* _WHAT IS NEEDED_:
Isolate every line in the data with the string "Berengere" and copy it.

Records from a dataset

--------------------------------

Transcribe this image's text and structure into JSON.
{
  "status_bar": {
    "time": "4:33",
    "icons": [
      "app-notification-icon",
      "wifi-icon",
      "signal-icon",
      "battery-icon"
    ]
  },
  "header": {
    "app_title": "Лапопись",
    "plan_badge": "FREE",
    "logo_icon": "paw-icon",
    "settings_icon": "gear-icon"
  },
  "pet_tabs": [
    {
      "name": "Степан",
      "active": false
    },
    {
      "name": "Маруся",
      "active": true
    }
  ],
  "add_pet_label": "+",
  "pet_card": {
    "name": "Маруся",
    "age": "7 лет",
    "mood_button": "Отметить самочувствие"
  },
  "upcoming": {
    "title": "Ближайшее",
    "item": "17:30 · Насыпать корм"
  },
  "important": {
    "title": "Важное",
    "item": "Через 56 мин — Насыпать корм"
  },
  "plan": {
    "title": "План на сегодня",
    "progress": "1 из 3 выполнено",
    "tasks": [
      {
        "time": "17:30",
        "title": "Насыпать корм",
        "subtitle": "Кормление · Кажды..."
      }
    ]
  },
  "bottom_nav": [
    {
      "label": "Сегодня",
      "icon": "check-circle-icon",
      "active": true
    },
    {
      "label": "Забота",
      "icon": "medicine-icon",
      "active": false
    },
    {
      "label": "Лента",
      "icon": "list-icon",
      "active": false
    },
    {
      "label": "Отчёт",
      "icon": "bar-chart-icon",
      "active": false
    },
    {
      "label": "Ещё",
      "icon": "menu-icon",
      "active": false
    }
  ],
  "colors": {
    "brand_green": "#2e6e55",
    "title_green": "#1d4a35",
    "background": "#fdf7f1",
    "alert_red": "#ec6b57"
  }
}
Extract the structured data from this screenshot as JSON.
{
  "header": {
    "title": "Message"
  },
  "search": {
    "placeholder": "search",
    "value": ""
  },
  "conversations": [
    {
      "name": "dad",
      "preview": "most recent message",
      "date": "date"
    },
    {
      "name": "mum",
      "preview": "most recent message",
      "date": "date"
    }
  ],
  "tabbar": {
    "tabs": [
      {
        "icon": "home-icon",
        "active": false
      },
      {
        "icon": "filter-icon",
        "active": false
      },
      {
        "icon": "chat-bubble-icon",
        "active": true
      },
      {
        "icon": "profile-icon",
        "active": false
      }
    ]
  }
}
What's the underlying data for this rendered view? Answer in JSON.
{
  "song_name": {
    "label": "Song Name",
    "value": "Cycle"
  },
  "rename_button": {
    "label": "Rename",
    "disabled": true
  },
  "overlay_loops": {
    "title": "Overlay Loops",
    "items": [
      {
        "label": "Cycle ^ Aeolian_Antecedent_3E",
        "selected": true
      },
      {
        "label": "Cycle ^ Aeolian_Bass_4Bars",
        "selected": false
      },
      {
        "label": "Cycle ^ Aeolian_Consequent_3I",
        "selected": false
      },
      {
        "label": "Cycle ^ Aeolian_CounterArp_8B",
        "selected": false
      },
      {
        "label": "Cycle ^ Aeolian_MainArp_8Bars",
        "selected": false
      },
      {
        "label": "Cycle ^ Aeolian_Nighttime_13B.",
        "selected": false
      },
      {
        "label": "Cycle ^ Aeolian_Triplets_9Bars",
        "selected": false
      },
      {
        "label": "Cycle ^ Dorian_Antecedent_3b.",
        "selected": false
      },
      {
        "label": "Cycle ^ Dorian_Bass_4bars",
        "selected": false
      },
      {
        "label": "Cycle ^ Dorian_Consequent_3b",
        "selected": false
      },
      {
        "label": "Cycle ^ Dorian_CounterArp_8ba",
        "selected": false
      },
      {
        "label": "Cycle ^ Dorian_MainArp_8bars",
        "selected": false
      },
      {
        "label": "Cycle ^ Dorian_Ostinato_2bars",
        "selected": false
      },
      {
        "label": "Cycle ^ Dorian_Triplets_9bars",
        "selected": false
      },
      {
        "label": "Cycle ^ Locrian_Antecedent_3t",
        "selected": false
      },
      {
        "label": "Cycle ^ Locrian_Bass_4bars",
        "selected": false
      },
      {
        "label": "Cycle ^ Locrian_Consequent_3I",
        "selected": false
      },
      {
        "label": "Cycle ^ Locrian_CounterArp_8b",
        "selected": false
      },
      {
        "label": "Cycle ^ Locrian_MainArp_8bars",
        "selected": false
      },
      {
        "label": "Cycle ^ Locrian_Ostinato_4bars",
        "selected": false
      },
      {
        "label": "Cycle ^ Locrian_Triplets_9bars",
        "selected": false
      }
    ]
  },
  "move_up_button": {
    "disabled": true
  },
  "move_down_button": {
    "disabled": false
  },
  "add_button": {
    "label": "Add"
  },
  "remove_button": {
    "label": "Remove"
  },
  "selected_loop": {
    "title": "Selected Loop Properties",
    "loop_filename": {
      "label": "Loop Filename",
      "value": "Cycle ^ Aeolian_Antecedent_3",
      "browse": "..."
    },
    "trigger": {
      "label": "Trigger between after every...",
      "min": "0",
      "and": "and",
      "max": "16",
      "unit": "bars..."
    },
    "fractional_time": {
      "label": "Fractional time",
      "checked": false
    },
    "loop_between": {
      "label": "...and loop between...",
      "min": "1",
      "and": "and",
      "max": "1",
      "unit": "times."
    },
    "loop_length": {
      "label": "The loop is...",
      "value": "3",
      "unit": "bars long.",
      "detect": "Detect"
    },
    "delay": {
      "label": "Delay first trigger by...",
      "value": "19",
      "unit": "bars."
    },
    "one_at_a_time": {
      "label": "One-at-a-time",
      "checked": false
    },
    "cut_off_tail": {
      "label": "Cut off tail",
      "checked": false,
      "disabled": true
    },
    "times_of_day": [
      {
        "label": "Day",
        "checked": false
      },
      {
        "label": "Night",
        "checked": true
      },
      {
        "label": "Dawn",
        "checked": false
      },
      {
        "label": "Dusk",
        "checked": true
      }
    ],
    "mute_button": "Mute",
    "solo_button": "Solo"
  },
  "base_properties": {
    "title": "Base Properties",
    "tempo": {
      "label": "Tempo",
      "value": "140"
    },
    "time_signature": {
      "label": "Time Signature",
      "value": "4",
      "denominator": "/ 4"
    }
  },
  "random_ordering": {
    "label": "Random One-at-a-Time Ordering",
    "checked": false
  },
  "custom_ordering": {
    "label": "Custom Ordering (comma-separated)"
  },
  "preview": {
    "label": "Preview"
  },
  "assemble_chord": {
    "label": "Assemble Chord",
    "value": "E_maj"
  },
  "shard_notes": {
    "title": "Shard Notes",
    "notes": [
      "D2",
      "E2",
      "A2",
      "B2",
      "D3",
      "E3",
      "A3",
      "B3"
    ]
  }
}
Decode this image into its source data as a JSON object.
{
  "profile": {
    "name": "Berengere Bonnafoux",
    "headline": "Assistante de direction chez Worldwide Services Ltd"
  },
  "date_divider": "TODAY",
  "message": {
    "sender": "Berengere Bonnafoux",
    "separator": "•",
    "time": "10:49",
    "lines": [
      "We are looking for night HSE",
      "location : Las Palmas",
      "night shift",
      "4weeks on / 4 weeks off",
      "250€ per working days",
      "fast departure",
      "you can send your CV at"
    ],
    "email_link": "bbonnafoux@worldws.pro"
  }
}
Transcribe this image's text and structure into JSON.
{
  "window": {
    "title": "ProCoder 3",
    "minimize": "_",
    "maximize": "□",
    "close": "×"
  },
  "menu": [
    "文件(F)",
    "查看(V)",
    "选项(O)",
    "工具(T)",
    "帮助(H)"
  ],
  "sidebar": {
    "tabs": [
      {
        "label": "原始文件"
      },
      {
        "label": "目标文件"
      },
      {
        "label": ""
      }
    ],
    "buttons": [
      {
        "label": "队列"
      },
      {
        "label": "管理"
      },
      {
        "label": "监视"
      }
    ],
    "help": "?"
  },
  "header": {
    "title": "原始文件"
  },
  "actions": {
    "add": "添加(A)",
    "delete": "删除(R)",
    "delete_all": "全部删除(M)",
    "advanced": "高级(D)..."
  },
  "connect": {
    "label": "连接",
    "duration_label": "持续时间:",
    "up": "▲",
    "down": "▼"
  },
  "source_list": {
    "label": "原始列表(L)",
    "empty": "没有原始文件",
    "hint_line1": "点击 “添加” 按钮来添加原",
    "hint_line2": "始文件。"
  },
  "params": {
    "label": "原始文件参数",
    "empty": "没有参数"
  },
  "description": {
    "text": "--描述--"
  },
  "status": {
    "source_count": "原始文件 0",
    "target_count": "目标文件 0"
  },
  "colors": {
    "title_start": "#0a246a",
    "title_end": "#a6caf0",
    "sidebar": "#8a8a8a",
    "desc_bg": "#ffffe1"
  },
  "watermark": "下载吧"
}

--------------------------------

* _COMPLETED TASK_:
    "name": "Berengere Bonnafoux",
    "sender": "Berengere Bonnafoux",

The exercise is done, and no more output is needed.